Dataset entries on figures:
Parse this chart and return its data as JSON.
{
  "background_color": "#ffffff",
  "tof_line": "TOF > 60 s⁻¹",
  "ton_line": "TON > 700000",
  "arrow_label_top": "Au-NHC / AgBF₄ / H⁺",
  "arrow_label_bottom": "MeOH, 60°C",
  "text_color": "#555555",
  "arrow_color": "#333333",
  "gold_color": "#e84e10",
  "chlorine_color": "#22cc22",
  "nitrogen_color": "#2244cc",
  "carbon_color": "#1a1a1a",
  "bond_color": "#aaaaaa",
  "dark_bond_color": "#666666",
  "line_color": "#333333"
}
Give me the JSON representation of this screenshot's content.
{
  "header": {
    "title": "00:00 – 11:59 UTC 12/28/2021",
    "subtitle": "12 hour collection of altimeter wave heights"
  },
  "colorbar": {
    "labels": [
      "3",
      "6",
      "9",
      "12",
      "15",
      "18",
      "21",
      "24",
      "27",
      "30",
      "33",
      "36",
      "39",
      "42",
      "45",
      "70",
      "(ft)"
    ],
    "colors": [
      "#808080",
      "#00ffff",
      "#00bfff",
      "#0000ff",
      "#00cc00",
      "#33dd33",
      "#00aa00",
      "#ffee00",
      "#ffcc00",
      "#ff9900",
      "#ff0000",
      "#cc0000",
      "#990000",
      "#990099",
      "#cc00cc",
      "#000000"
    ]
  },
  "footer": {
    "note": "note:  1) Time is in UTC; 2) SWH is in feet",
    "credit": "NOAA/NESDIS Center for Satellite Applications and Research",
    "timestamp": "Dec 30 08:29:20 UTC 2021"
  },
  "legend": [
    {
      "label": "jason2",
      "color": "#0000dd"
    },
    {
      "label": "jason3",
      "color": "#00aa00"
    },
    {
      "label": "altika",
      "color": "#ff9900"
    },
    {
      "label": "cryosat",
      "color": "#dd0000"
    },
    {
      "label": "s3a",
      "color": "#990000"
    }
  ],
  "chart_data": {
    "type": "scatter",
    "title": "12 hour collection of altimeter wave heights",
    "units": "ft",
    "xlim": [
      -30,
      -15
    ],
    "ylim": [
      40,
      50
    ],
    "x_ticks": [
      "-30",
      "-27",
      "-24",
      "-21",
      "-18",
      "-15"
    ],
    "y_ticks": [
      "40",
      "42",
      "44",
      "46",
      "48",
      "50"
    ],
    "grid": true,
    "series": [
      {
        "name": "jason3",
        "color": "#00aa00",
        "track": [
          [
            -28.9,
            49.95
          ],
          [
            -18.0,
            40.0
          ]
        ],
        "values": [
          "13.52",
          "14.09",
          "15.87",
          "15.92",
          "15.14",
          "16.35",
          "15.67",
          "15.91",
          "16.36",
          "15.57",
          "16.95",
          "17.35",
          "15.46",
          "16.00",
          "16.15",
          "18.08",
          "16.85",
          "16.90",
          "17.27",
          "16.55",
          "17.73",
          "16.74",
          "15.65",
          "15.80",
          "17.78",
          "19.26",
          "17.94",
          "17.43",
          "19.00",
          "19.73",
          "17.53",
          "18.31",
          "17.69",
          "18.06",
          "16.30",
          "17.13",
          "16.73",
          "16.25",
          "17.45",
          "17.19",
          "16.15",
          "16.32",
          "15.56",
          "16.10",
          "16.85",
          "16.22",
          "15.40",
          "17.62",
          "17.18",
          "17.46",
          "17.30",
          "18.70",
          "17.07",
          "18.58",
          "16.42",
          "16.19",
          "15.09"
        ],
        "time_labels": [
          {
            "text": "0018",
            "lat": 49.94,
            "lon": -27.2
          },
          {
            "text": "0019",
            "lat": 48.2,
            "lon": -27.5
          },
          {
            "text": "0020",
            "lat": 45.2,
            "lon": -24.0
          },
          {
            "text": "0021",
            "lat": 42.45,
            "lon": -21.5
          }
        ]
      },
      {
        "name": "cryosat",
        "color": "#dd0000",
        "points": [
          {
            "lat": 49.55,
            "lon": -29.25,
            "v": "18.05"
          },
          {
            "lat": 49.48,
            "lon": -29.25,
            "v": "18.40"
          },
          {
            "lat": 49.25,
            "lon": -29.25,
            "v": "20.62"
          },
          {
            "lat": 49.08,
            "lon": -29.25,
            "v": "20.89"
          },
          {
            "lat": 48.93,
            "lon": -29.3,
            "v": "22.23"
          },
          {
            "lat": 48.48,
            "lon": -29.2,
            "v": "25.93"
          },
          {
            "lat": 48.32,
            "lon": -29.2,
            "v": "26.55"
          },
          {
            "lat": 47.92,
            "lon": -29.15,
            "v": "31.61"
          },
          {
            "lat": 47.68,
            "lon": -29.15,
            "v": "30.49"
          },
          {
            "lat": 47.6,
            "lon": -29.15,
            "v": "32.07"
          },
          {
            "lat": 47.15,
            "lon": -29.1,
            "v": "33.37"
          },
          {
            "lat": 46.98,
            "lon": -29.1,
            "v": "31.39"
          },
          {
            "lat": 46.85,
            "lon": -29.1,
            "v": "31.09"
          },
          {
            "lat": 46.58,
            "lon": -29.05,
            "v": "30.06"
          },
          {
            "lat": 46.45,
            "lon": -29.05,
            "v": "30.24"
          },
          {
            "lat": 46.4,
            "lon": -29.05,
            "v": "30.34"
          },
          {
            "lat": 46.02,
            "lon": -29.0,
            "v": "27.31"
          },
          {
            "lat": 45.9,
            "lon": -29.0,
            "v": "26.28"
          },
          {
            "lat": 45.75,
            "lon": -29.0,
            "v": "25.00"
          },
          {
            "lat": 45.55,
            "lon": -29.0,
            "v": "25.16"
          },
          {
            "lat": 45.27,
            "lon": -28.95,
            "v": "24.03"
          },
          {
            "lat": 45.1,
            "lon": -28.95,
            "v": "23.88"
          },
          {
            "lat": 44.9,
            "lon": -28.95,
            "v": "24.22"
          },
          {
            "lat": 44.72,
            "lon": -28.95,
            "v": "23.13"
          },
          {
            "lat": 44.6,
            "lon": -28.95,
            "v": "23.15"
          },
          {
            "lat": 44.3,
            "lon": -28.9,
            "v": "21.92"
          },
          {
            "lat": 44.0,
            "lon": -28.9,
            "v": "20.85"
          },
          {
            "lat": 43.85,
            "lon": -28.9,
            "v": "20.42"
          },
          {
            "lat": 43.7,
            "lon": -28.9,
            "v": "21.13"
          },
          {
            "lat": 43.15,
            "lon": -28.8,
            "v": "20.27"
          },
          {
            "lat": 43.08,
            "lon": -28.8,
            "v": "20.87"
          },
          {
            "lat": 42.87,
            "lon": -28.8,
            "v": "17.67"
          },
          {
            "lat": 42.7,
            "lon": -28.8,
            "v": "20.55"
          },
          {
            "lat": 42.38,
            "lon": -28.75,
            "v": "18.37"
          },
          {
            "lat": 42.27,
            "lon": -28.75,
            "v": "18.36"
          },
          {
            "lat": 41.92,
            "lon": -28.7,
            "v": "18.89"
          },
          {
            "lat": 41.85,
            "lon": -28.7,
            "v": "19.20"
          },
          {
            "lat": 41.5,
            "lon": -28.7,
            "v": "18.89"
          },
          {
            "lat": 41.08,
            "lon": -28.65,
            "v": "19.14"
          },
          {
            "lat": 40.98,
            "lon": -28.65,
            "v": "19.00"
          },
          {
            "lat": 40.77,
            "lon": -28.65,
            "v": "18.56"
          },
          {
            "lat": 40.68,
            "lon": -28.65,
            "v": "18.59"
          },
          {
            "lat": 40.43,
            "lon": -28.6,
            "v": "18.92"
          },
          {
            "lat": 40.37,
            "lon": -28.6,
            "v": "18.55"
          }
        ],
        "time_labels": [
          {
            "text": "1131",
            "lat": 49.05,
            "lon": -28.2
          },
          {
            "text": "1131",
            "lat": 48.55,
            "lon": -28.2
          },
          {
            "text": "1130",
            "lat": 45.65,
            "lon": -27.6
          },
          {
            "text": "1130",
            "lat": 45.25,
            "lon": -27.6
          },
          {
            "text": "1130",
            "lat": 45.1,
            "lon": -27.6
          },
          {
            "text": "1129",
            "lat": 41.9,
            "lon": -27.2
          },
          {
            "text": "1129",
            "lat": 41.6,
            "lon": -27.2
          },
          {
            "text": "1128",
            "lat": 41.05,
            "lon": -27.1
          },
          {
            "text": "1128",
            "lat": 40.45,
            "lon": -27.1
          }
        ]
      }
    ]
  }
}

Exercise prompt: Find the lines containing "hour" and pull them out.

Correct response:
    "subtitle": "12 hour collection of altimeter wave heights"
    "title": "12 hour collection of altimeter wave heights",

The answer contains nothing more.